[Extracted data entries]

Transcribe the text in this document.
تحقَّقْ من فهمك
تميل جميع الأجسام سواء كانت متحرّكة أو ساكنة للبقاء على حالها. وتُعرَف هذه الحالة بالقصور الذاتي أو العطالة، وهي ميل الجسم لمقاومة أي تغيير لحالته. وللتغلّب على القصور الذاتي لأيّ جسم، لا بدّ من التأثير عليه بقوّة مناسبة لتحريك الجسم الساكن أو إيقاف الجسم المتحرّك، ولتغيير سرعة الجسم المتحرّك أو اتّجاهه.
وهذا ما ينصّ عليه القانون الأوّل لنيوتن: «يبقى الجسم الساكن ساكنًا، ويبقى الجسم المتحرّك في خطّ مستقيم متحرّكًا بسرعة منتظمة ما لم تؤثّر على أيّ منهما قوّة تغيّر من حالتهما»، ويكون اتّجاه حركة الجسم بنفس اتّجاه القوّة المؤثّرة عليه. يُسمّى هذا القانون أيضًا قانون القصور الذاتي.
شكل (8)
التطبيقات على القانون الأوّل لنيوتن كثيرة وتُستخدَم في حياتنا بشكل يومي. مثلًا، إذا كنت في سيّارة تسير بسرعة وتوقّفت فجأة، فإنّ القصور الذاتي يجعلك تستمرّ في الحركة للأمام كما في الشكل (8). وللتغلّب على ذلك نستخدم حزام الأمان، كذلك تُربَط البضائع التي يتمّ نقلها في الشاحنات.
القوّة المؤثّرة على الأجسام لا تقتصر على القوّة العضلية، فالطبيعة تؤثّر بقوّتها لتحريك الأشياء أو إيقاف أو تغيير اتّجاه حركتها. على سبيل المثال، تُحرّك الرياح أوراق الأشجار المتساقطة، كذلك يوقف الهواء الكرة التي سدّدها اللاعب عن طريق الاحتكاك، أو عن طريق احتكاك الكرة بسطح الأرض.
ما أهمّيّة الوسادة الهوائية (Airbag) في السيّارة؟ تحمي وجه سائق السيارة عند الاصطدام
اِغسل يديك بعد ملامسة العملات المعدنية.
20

▶ [WHAT YOU WILL DO]: Return the entries above exactly as they appear.

▶ [RESULT FOR THIS EXERCISE]:
Transcribe the text in this document.
تحقَّقْ من فهمك
تميل جميع الأجسام سواء كانت متحرّكة أو ساكنة للبقاء على حالها. وتُعرَف هذه الحالة بالقصور الذاتي أو العطالة، وهي ميل الجسم لمقاومة أي تغيير لحالته. وللتغلّب على القصور الذاتي لأيّ جسم، لا بدّ من التأثير عليه بقوّة مناسبة لتحريك الجسم الساكن أو إيقاف الجسم المتحرّك، ولتغيير سرعة الجسم المتحرّك أو اتّجاهه.
وهذا ما ينصّ عليه القانون الأوّل لنيوتن: «يبقى الجسم الساكن ساكنًا، ويبقى الجسم المتحرّك في خطّ مستقيم متحرّكًا بسرعة منتظمة ما لم تؤثّر على أيّ منهما قوّة تغيّر من حالتهما»، ويكون اتّجاه حركة الجسم بنفس اتّجاه القوّة المؤثّرة عليه. يُسمّى هذا القانون أيضًا قانون القصور الذاتي.
شكل (8)
التطبيقات على القانون الأوّل لنيوتن كثيرة وتُستخدَم في حياتنا بشكل يومي. مثلًا، إذا كنت في سيّارة تسير بسرعة وتوقّفت فجأة، فإنّ القصور الذاتي يجعلك تستمرّ في الحركة للأمام كما في الشكل (8). وللتغلّب على ذلك نستخدم حزام الأمان، كذلك تُربَط البضائع التي يتمّ نقلها في الشاحنات.
القوّة المؤثّرة على الأجسام لا تقتصر على القوّة العضلية، فالطبيعة تؤثّر بقوّتها لتحريك الأشياء أو إيقاف أو تغيير اتّجاه حركتها. على سبيل المثال، تُحرّك الرياح أوراق الأشجار المتساقطة، كذلك يوقف الهواء الكرة التي سدّدها اللاعب عن طريق الاحتكاك، أو عن طريق احتكاك الكرة بسطح الأرض.
ما أهمّيّة الوسادة الهوائية (Airbag) في السيّارة؟ تحمي وجه سائق السيارة عند الاصطدام
اِغسل يديك بعد ملامسة العملات المعدنية.
20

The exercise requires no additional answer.